_Task directions_
Lines containing the word "content" should be extracted in full.

_Listing_
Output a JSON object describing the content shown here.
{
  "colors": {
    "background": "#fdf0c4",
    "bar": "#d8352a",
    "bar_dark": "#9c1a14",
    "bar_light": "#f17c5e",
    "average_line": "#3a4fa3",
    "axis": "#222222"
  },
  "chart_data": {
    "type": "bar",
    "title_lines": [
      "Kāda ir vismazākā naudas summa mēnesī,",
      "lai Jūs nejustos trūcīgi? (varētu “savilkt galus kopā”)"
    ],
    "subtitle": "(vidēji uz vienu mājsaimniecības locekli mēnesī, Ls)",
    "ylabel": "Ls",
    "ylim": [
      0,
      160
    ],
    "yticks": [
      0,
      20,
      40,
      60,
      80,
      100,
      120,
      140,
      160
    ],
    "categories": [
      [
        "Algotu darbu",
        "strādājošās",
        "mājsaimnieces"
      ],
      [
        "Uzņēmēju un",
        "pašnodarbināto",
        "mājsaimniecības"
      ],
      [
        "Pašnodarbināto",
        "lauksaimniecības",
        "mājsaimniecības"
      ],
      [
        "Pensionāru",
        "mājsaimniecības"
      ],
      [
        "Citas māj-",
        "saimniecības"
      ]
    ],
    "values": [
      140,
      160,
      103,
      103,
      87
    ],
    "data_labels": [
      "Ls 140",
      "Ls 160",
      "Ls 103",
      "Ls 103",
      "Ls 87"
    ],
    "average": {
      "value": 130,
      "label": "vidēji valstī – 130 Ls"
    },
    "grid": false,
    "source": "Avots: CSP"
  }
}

...

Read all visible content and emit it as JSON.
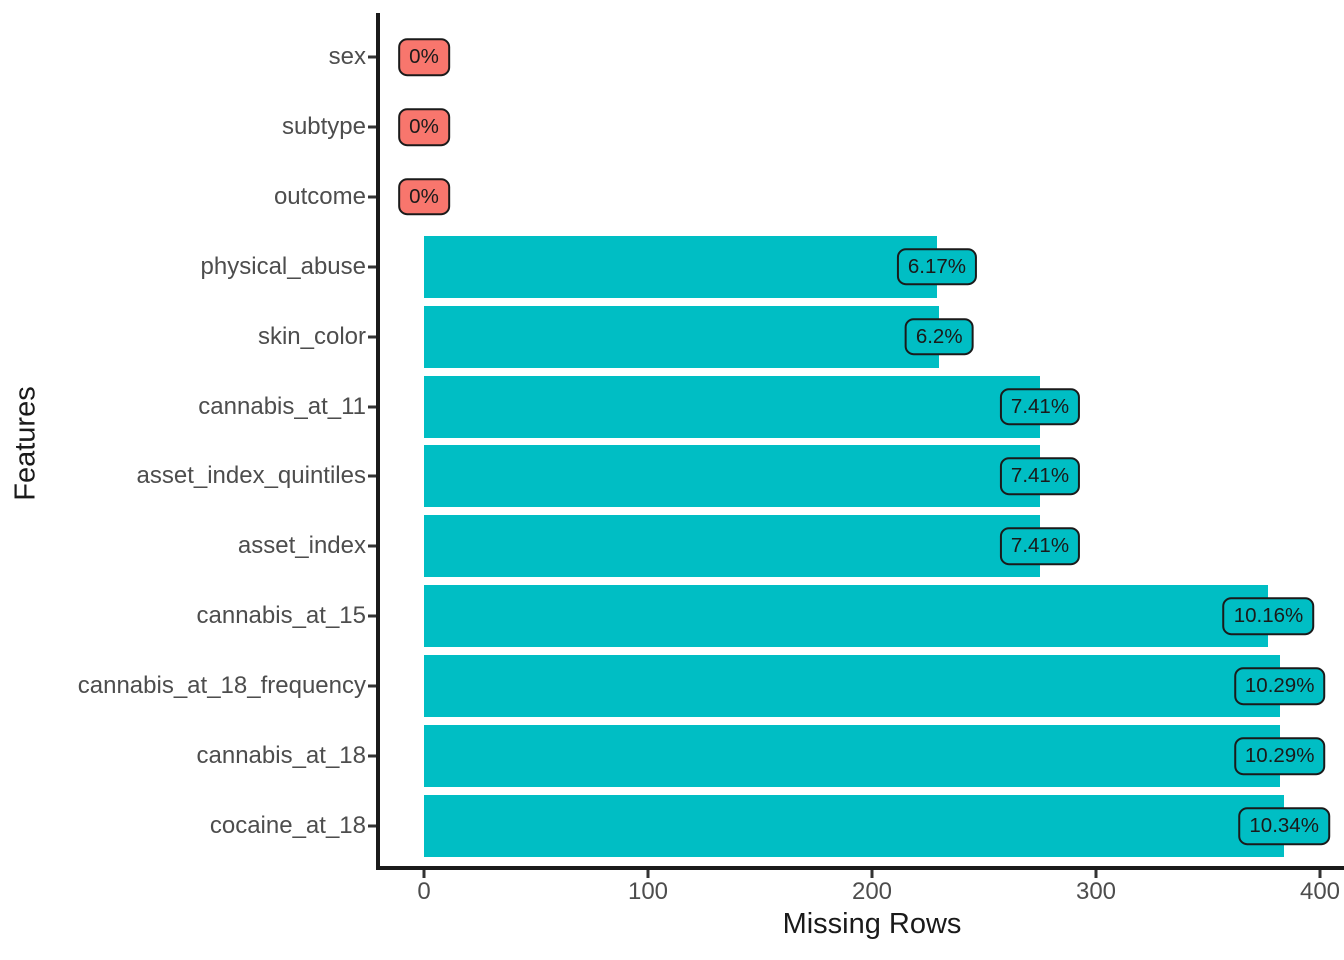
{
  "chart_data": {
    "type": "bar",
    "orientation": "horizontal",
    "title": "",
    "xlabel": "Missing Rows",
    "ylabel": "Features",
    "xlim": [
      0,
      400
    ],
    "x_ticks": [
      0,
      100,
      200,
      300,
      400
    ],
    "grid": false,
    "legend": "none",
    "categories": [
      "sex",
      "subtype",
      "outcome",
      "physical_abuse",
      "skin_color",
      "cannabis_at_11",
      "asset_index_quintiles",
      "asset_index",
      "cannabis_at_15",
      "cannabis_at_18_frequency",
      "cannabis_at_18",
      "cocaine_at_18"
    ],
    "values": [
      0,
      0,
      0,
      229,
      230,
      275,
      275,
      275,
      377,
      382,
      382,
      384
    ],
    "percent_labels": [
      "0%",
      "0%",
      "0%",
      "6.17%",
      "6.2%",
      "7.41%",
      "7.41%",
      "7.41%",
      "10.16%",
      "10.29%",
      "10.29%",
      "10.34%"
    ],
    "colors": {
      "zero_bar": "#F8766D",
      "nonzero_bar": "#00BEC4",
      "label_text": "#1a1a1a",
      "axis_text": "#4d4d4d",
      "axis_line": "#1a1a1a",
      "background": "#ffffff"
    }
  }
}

--

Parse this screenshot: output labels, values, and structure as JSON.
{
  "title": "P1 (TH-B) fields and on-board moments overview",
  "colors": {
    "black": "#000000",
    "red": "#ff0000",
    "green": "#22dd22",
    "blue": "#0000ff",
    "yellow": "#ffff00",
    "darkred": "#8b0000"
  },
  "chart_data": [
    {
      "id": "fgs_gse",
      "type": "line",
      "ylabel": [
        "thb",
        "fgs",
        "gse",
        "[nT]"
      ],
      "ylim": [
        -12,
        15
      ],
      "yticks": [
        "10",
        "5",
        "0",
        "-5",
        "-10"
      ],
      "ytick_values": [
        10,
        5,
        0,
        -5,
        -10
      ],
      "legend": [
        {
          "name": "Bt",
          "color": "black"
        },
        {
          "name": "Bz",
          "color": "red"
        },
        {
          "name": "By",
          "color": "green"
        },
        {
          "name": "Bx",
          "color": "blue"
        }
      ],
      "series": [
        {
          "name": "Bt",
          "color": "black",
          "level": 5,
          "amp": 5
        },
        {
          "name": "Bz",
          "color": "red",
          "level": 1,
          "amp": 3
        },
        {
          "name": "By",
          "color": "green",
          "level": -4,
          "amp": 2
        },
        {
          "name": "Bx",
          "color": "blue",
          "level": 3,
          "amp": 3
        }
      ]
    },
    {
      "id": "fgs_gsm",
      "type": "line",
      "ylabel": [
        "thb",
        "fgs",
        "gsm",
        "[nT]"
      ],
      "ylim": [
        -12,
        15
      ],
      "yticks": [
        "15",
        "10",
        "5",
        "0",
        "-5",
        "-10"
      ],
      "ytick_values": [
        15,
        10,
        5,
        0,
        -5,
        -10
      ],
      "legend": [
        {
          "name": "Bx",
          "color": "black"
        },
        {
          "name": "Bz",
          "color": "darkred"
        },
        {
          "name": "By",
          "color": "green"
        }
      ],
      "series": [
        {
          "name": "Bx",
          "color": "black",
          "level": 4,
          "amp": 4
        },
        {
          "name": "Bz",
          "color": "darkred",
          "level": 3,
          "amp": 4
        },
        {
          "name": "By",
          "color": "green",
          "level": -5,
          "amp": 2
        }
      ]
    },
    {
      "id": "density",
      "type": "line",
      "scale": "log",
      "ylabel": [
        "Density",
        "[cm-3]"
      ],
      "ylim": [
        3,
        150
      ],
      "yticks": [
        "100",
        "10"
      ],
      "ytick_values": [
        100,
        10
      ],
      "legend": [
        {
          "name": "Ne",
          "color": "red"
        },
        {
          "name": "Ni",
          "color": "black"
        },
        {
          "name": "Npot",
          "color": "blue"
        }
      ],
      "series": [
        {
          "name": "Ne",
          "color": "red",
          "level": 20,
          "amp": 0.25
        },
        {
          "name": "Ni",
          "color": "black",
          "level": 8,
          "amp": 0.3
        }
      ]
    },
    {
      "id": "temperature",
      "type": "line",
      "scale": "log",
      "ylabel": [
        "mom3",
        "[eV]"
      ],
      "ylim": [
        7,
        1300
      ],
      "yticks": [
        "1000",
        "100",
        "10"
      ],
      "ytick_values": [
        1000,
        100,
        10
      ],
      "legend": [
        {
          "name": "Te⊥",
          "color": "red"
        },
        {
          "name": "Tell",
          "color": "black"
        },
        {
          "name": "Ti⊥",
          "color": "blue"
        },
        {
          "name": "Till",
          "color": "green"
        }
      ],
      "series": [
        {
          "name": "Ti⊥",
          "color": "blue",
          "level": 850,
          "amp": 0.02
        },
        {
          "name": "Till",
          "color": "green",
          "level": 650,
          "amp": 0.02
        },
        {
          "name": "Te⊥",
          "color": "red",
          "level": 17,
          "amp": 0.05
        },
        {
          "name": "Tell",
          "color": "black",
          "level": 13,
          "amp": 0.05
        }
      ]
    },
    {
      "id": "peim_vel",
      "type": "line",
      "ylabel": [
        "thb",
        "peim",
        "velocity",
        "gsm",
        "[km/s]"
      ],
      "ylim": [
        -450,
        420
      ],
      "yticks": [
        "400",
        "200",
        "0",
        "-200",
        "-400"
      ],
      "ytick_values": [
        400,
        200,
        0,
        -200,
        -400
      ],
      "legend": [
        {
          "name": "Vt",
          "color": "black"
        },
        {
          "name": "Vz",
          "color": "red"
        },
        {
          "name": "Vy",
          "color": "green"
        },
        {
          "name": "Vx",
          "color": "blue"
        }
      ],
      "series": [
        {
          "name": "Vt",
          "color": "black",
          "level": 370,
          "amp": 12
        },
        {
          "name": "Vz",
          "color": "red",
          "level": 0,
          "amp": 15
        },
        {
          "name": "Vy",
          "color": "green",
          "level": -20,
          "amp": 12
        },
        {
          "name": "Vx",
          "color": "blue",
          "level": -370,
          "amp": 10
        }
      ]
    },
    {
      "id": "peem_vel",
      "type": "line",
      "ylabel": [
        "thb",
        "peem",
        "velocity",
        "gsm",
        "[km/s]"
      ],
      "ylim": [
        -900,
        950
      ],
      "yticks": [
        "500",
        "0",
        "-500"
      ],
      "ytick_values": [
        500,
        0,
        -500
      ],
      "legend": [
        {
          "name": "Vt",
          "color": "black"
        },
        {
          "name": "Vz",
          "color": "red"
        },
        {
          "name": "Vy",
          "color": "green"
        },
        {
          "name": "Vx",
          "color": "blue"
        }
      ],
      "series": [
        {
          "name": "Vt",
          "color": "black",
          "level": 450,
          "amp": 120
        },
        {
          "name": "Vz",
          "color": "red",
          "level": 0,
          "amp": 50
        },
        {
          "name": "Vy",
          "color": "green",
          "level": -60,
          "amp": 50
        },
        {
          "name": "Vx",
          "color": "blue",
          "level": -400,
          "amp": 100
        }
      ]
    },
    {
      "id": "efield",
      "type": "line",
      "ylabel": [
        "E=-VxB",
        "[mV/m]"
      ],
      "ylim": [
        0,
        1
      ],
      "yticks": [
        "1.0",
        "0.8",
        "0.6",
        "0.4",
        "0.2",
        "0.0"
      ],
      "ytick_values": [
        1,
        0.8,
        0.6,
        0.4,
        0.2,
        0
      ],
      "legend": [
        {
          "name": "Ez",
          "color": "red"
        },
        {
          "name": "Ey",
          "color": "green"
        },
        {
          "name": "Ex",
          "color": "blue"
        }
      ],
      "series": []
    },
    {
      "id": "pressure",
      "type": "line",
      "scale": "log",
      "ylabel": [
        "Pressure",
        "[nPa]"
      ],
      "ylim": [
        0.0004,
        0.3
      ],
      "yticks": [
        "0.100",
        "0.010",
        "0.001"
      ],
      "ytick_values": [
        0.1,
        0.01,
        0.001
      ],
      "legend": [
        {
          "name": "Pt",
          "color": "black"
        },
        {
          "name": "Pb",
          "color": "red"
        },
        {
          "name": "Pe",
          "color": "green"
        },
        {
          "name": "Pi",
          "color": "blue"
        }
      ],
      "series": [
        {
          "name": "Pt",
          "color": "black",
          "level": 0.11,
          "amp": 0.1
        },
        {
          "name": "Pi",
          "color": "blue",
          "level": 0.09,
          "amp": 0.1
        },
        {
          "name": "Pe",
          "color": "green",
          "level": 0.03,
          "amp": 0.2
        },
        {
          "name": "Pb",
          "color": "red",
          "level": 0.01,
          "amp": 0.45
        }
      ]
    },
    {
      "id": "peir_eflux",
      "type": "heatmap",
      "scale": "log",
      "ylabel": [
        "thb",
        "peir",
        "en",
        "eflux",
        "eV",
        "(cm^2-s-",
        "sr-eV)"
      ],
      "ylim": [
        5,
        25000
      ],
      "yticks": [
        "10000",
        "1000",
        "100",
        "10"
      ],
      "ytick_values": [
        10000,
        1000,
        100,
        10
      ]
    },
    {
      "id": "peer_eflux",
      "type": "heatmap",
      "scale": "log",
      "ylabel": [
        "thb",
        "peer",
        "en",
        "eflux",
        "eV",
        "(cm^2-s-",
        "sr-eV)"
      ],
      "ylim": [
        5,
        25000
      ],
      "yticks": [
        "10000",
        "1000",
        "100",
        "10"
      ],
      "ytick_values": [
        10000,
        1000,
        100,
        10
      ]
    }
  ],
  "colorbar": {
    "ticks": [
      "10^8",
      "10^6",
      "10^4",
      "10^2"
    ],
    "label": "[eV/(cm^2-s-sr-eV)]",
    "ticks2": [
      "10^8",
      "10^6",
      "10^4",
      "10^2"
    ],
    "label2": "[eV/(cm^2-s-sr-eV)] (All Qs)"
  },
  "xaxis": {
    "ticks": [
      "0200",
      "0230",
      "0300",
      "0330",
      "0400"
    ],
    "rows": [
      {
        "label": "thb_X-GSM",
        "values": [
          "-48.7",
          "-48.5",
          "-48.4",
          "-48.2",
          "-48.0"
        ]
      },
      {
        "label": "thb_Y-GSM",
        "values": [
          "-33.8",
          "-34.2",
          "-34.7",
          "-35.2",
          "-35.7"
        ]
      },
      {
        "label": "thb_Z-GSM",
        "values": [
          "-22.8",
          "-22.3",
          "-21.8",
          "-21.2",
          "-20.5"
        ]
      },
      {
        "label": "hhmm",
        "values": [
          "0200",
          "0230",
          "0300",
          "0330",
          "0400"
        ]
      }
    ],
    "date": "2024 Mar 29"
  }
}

_Exercise answer_
Output a JSON object describing the content shown here.
Read all visible content and emit it as JSON.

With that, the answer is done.